-- START OF DATA FOR THIS EXERCISE --

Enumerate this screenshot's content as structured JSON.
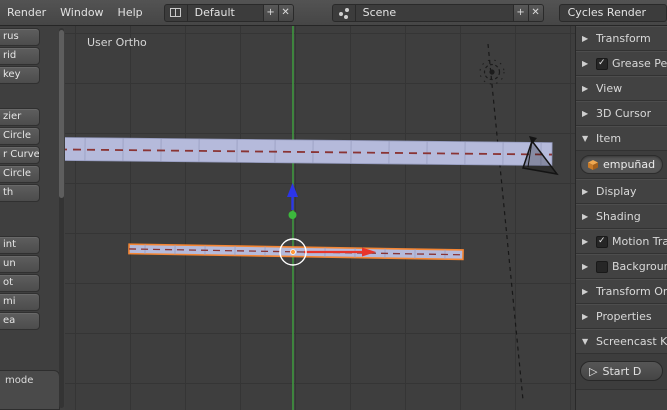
{
  "header": {
    "menus": [
      {
        "label": "Render"
      },
      {
        "label": "Window"
      },
      {
        "label": "Help"
      }
    ],
    "layout_selector": {
      "value": "Default",
      "add_label": "+",
      "close_label": "✕"
    },
    "scene_selector": {
      "value": "Scene",
      "add_label": "+",
      "close_label": "✕"
    },
    "engine_selector": {
      "value": "Cycles Render"
    }
  },
  "toolshelf": {
    "buttons": [
      {
        "label": "rus"
      },
      {
        "label": "rid"
      },
      {
        "label": "key"
      },
      {
        "label": "zier"
      },
      {
        "label": "Circle"
      },
      {
        "label": "r Curve"
      },
      {
        "label": "Circle"
      },
      {
        "label": "th"
      },
      {
        "label": "int"
      },
      {
        "label": "un"
      },
      {
        "label": "ot"
      },
      {
        "label": "mi"
      },
      {
        "label": "ea"
      }
    ],
    "footer_label": "mode"
  },
  "viewport": {
    "view_label": "User Ortho",
    "colors": {
      "background": "#3e3e3e",
      "grid_line": "#353535",
      "axis_green": "#3fa33f",
      "beam_fill": "#b5badb",
      "beam_dash_red": "#8a3434",
      "selection_outline_orange": "#f58634",
      "manipulator_red": "#e8352c",
      "manipulator_blue": "#2c35e8",
      "manipulator_green": "#3cb83c"
    }
  },
  "properties_panel": {
    "sections": [
      {
        "label": "Transform",
        "expanded": false
      },
      {
        "label": "Grease Pe",
        "expanded": false,
        "checked": true
      },
      {
        "label": "View",
        "expanded": false
      },
      {
        "label": "3D Cursor",
        "expanded": false
      },
      {
        "label": "Item",
        "expanded": true
      },
      {
        "label": "Display",
        "expanded": false
      },
      {
        "label": "Shading",
        "expanded": false
      },
      {
        "label": "Motion Tra",
        "expanded": false,
        "checked": true
      },
      {
        "label": "Backgroun",
        "expanded": false,
        "checked": false
      },
      {
        "label": "Transform Ori",
        "expanded": false
      },
      {
        "label": "Properties",
        "expanded": false
      },
      {
        "label": "Screencast Ke",
        "expanded": true
      }
    ],
    "item_name_value": "empuñadur",
    "start_button_label": "Start D"
  }
}
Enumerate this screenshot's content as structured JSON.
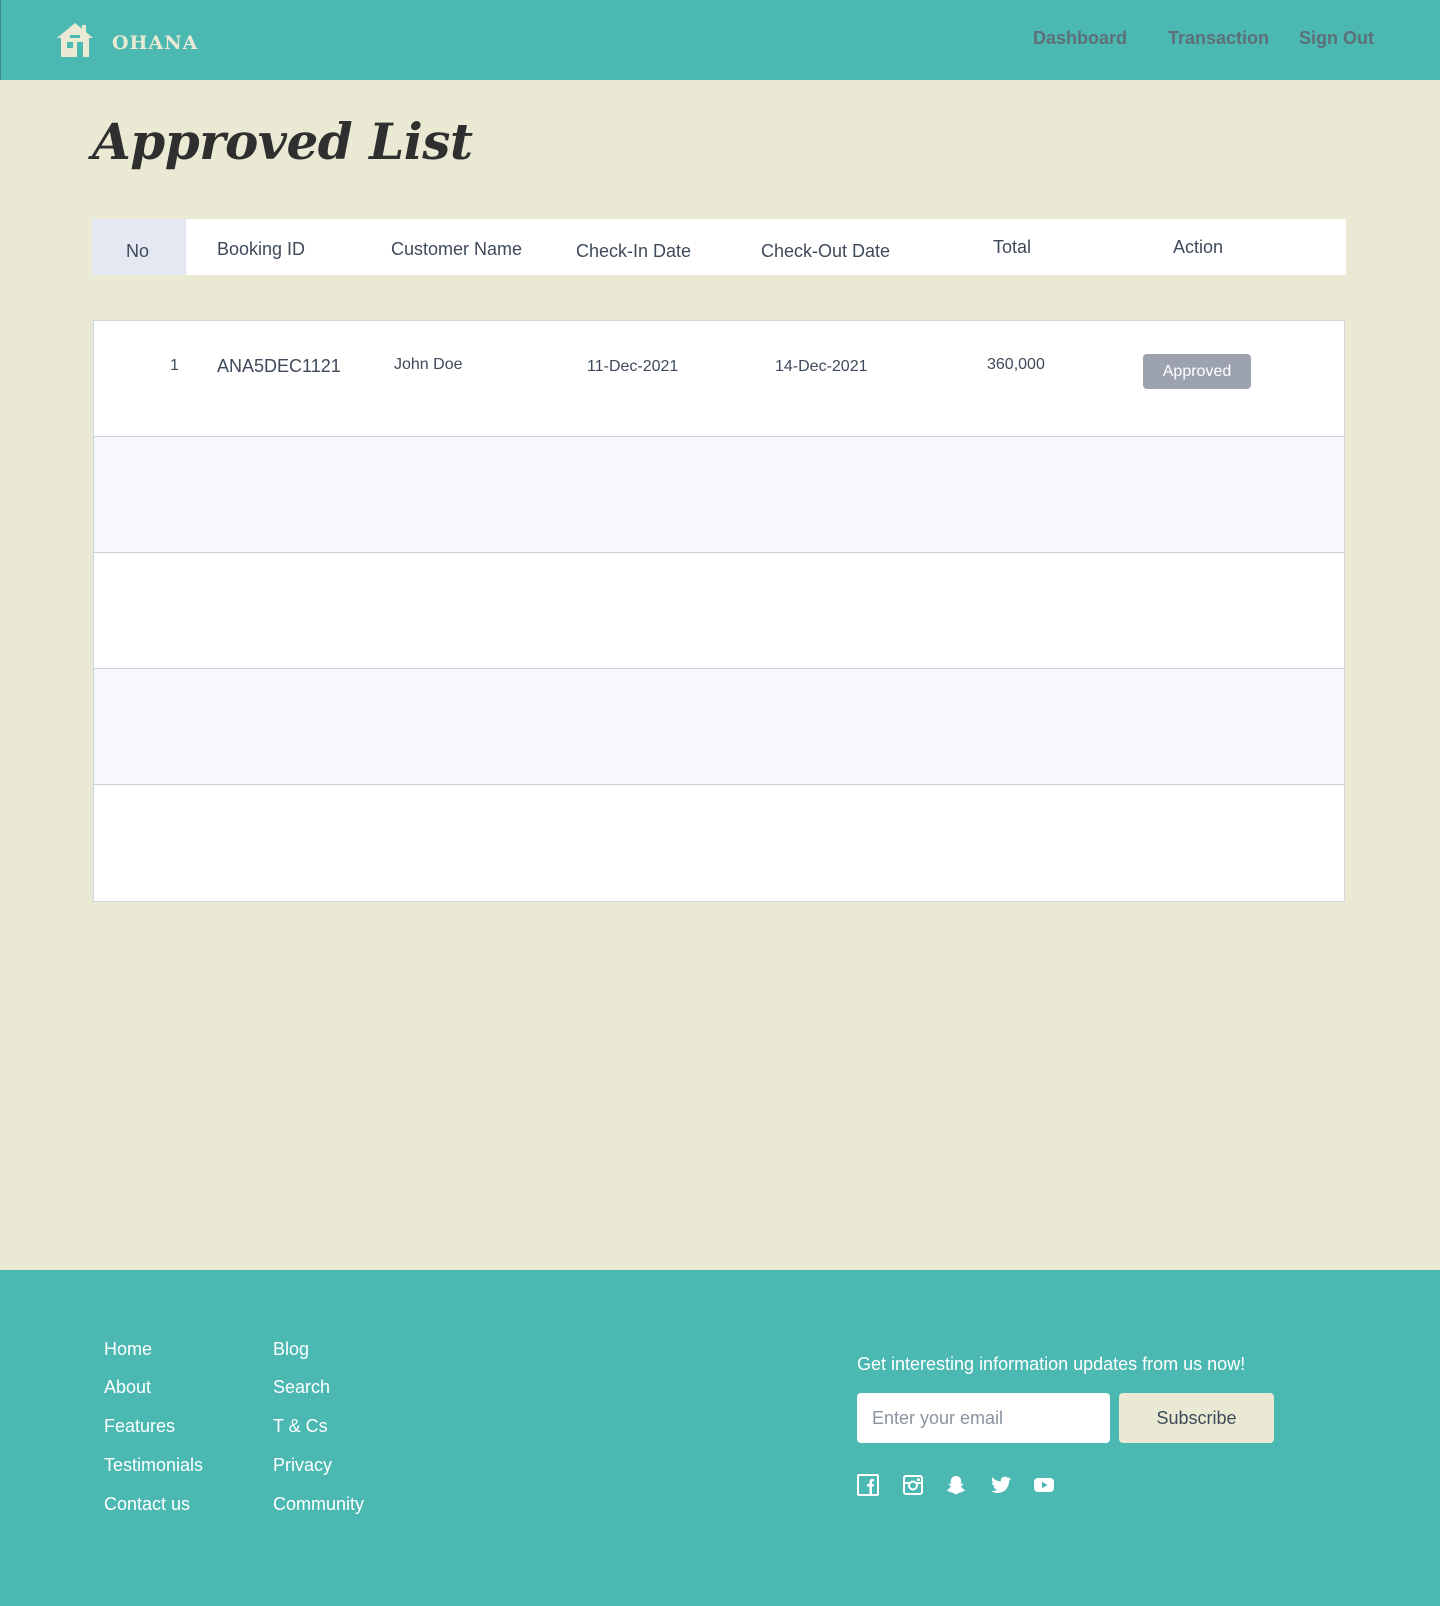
{
  "header": {
    "brand": "OHANA",
    "nav": {
      "dashboard": "Dashboard",
      "transaction": "Transaction",
      "sign_out": "Sign Out"
    }
  },
  "page": {
    "title": "Approved List"
  },
  "table": {
    "columns": {
      "no": "No",
      "booking_id": "Booking ID",
      "customer_name": "Customer Name",
      "check_in": "Check-In Date",
      "check_out": "Check-Out Date",
      "total": "Total",
      "action": "Action"
    },
    "rows": [
      {
        "no": "1",
        "booking_id": "ANA5DEC1121",
        "customer_name": "John Doe",
        "check_in": "11-Dec-2021",
        "check_out": "14-Dec-2021",
        "total": "360,000",
        "action": "Approved"
      }
    ]
  },
  "footer": {
    "links_col1": {
      "home": "Home",
      "about": "About",
      "features": "Features",
      "testimonials": "Testimonials",
      "contact": "Contact us"
    },
    "links_col2": {
      "blog": "Blog",
      "search": "Search",
      "terms": "T & Cs",
      "privacy": "Privacy",
      "community": "Community"
    },
    "newsletter": {
      "text": "Get interesting information updates from us now!",
      "placeholder": "Enter your email",
      "button": "Subscribe"
    },
    "social_icons": [
      "facebook-icon",
      "instagram-icon",
      "snapchat-icon",
      "twitter-icon",
      "youtube-icon"
    ]
  },
  "colors": {
    "teal": "#4BB8B2",
    "cream": "#EAEAD4",
    "badge_gray": "#9CA3AF"
  }
}
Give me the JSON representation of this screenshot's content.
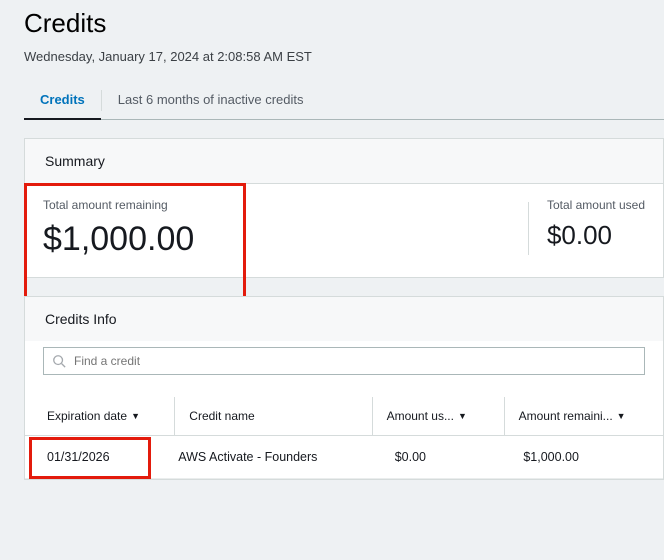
{
  "header": {
    "title": "Credits",
    "timestamp": "Wednesday, January 17, 2024 at 2:08:58 AM EST"
  },
  "tabs": {
    "active": "Credits",
    "inactive": "Last 6 months of inactive credits"
  },
  "summary": {
    "title": "Summary",
    "remaining_label": "Total amount remaining",
    "remaining_value": "$1,000.00",
    "used_label": "Total amount used",
    "used_value": "$0.00"
  },
  "credits_info": {
    "title": "Credits Info",
    "search_placeholder": "Find a credit",
    "columns": {
      "expiration": "Expiration date",
      "name": "Credit name",
      "used": "Amount us...",
      "remaining": "Amount remaini..."
    },
    "rows": [
      {
        "expiration": "01/31/2026",
        "name": "AWS Activate - Founders",
        "used": "$0.00",
        "remaining": "$1,000.00"
      }
    ]
  }
}
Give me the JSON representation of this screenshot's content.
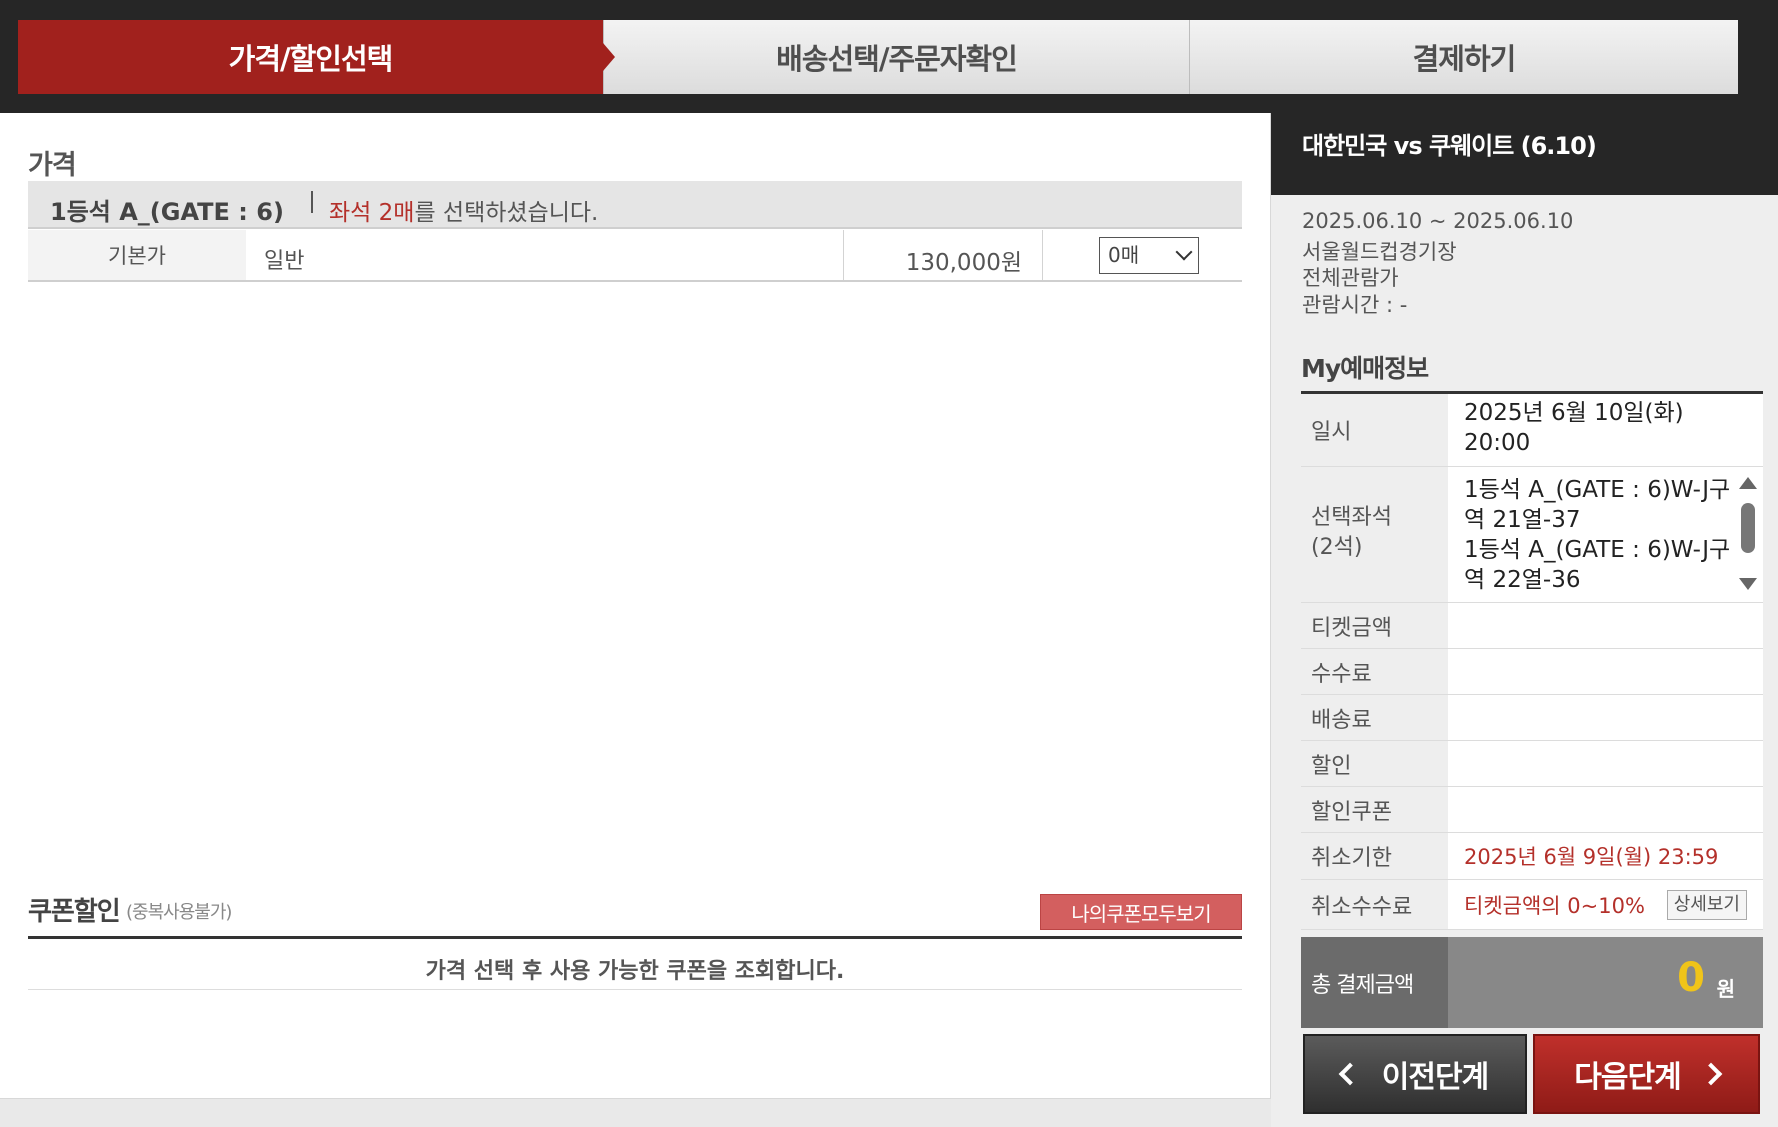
{
  "steps": [
    {
      "label": "가격/할인선택",
      "active": true
    },
    {
      "label": "배송선택/주문자확인",
      "active": false
    },
    {
      "label": "결제하기",
      "active": false
    }
  ],
  "price_section": {
    "title": "가격",
    "grade_name": "1등석 A_(GATE : 6)",
    "msg_prefix": "좌석 2매",
    "msg_suffix": "를 선택하셨습니다.",
    "row": {
      "label": "기본가",
      "type": "일반",
      "amount": "130,000원",
      "qty_selected": "0매"
    }
  },
  "coupon": {
    "title": "쿠폰할인",
    "subtitle": "(중복사용불가)",
    "button": "나의쿠폰모두보기",
    "message": "가격 선택 후 사용 가능한 쿠폰을 조회합니다."
  },
  "event": {
    "title": "대한민국 vs 쿠웨이트 (6.10)",
    "period": "2025.06.10 ~ 2025.06.10",
    "venue": "서울월드컵경기장",
    "rating": "전체관람가",
    "duration": "관람시간 : -"
  },
  "my_booking": {
    "title": "My예매정보",
    "date_label": "일시",
    "date_line1": "2025년 6월 10일(화)",
    "date_line2": "20:00",
    "seat_label_1": "선택좌석",
    "seat_label_2": "(2석)",
    "seats": [
      "1등석 A_(GATE : 6)W-J구역 21열-37",
      "1등석 A_(GATE : 6)W-J구역 22열-36"
    ],
    "ticket_amount_label": "티켓금액",
    "ticket_amount": "",
    "fee_label": "수수료",
    "fee": "",
    "delivery_label": "배송료",
    "delivery": "",
    "discount_label": "할인",
    "discount": "",
    "coupon_label": "할인쿠폰",
    "coupon": "",
    "cancel_deadline_label": "취소기한",
    "cancel_deadline": "2025년 6월 9일(월) 23:59",
    "cancel_fee_label": "취소수수료",
    "cancel_fee": "티켓금액의 0~10%",
    "detail_button": "상세보기",
    "total_label": "총 결제금액",
    "total_value": "0",
    "total_unit": "원"
  },
  "nav": {
    "prev": "이전단계",
    "next": "다음단계"
  },
  "colors": {
    "accent_red": "#a1211d",
    "total_yellow": "#f0c419",
    "dark": "#262626"
  }
}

-- END OF DATA FOR THIS EXERCISE --

*DIRECTIONS*.
Every record above should be transcribed exactly; the pictures stay out of the copy.

*TASK ANSWER*.
Enumerate this screenshot's content as structured JSON.
{
  "header": {
    "menus": [
      {
        "label": "Render"
      },
      {
        "label": "Window"
      },
      {
        "label": "Help"
      }
    ],
    "layout_selector": {
      "value": "Default",
      "add_label": "+",
      "close_label": "✕"
    },
    "scene_selector": {
      "value": "Scene",
      "add_label": "+",
      "close_label": "✕"
    },
    "engine_selector": {
      "value": "Cycles Render"
    }
  },
  "toolshelf": {
    "buttons": [
      {
        "label": "rus"
      },
      {
        "label": "rid"
      },
      {
        "label": "key"
      },
      {
        "label": "zier"
      },
      {
        "label": "Circle"
      },
      {
        "label": "r Curve"
      },
      {
        "label": "Circle"
      },
      {
        "label": "th"
      },
      {
        "label": "int"
      },
      {
        "label": "un"
      },
      {
        "label": "ot"
      },
      {
        "label": "mi"
      },
      {
        "label": "ea"
      }
    ],
    "footer_label": "mode"
  },
  "viewport": {
    "view_label": "User Ortho",
    "colors": {
      "background": "#3e3e3e",
      "grid_line": "#353535",
      "axis_green": "#3fa33f",
      "beam_fill": "#b5badb",
      "beam_dash_red": "#8a3434",
      "selection_outline_orange": "#f58634",
      "manipulator_red": "#e8352c",
      "manipulator_blue": "#2c35e8",
      "manipulator_green": "#3cb83c"
    }
  },
  "properties_panel": {
    "sections": [
      {
        "label": "Transform",
        "expanded": false
      },
      {
        "label": "Grease Pe",
        "expanded": false,
        "checked": true
      },
      {
        "label": "View",
        "expanded": false
      },
      {
        "label": "3D Cursor",
        "expanded": false
      },
      {
        "label": "Item",
        "expanded": true
      },
      {
        "label": "Display",
        "expanded": false
      },
      {
        "label": "Shading",
        "expanded": false
      },
      {
        "label": "Motion Tra",
        "expanded": false,
        "checked": true
      },
      {
        "label": "Backgroun",
        "expanded": false,
        "checked": false
      },
      {
        "label": "Transform Ori",
        "expanded": false
      },
      {
        "label": "Properties",
        "expanded": false
      },
      {
        "label": "Screencast Ke",
        "expanded": true
      }
    ],
    "item_name_value": "empuñadur",
    "start_button_label": "Start D"
  }
}
Enumerate this screenshot's content as structured JSON.
{
  "header": {
    "brand": "OHANA",
    "nav": {
      "dashboard": "Dashboard",
      "transaction": "Transaction",
      "sign_out": "Sign Out"
    }
  },
  "page": {
    "title": "Approved List"
  },
  "table": {
    "columns": {
      "no": "No",
      "booking_id": "Booking ID",
      "customer_name": "Customer Name",
      "check_in": "Check-In Date",
      "check_out": "Check-Out Date",
      "total": "Total",
      "action": "Action"
    },
    "rows": [
      {
        "no": "1",
        "booking_id": "ANA5DEC1121",
        "customer_name": "John Doe",
        "check_in": "11-Dec-2021",
        "check_out": "14-Dec-2021",
        "total": "360,000",
        "action": "Approved"
      }
    ]
  },
  "footer": {
    "links_col1": {
      "home": "Home",
      "about": "About",
      "features": "Features",
      "testimonials": "Testimonials",
      "contact": "Contact us"
    },
    "links_col2": {
      "blog": "Blog",
      "search": "Search",
      "terms": "T & Cs",
      "privacy": "Privacy",
      "community": "Community"
    },
    "newsletter": {
      "text": "Get interesting information updates from us now!",
      "placeholder": "Enter your email",
      "button": "Subscribe"
    },
    "social_icons": [
      "facebook-icon",
      "instagram-icon",
      "snapchat-icon",
      "twitter-icon",
      "youtube-icon"
    ]
  },
  "colors": {
    "teal": "#4BB8B2",
    "cream": "#EAEAD4",
    "badge_gray": "#9CA3AF"
  }
}
Give me the JSON representation of this screenshot's content.
{
  "header": {
    "title": "Credits",
    "timestamp": "Wednesday, January 17, 2024 at 2:08:58 AM EST"
  },
  "tabs": {
    "active": "Credits",
    "inactive": "Last 6 months of inactive credits"
  },
  "summary": {
    "title": "Summary",
    "remaining_label": "Total amount remaining",
    "remaining_value": "$1,000.00",
    "used_label": "Total amount used",
    "used_value": "$0.00"
  },
  "credits_info": {
    "title": "Credits Info",
    "search_placeholder": "Find a credit",
    "columns": {
      "expiration": "Expiration date",
      "name": "Credit name",
      "used": "Amount us...",
      "remaining": "Amount remaini..."
    },
    "rows": [
      {
        "expiration": "01/31/2026",
        "name": "AWS Activate - Founders",
        "used": "$0.00",
        "remaining": "$1,000.00"
      }
    ]
  }
}
Give me the JSON representation of this screenshot's content.
{
  "steps": [
    {
      "label": "가격/할인선택",
      "active": true
    },
    {
      "label": "배송선택/주문자확인",
      "active": false
    },
    {
      "label": "결제하기",
      "active": false
    }
  ],
  "price_section": {
    "title": "가격",
    "grade_name": "1등석 A_(GATE : 6)",
    "msg_prefix": "좌석 2매",
    "msg_suffix": "를 선택하셨습니다.",
    "row": {
      "label": "기본가",
      "type": "일반",
      "amount": "130,000원",
      "qty_selected": "0매"
    }
  },
  "coupon": {
    "title": "쿠폰할인",
    "subtitle": "(중복사용불가)",
    "button": "나의쿠폰모두보기",
    "message": "가격 선택 후 사용 가능한 쿠폰을 조회합니다."
  },
  "event": {
    "title": "대한민국 vs 쿠웨이트 (6.10)",
    "period": "2025.06.10 ~ 2025.06.10",
    "venue": "서울월드컵경기장",
    "rating": "전체관람가",
    "duration": "관람시간 : -"
  },
  "my_booking": {
    "title": "My예매정보",
    "date_label": "일시",
    "date_line1": "2025년 6월 10일(화)",
    "date_line2": "20:00",
    "seat_label_1": "선택좌석",
    "seat_label_2": "(2석)",
    "seats": [
      "1등석 A_(GATE : 6)W-J구역 21열-37",
      "1등석 A_(GATE : 6)W-J구역 22열-36"
    ],
    "ticket_amount_label": "티켓금액",
    "ticket_amount": "",
    "fee_label": "수수료",
    "fee": "",
    "delivery_label": "배송료",
    "delivery": "",
    "discount_label": "할인",
    "discount": "",
    "coupon_label": "할인쿠폰",
    "coupon": "",
    "cancel_deadline_label": "취소기한",
    "cancel_deadline": "2025년 6월 9일(월) 23:59",
    "cancel_fee_label": "취소수수료",
    "cancel_fee": "티켓금액의 0~10%",
    "detail_button": "상세보기",
    "total_label": "총 결제금액",
    "total_value": "0",
    "total_unit": "원"
  },
  "nav": {
    "prev": "이전단계",
    "next": "다음단계"
  },
  "colors": {
    "accent_red": "#a1211d",
    "total_yellow": "#f0c419",
    "dark": "#262626"
  }
}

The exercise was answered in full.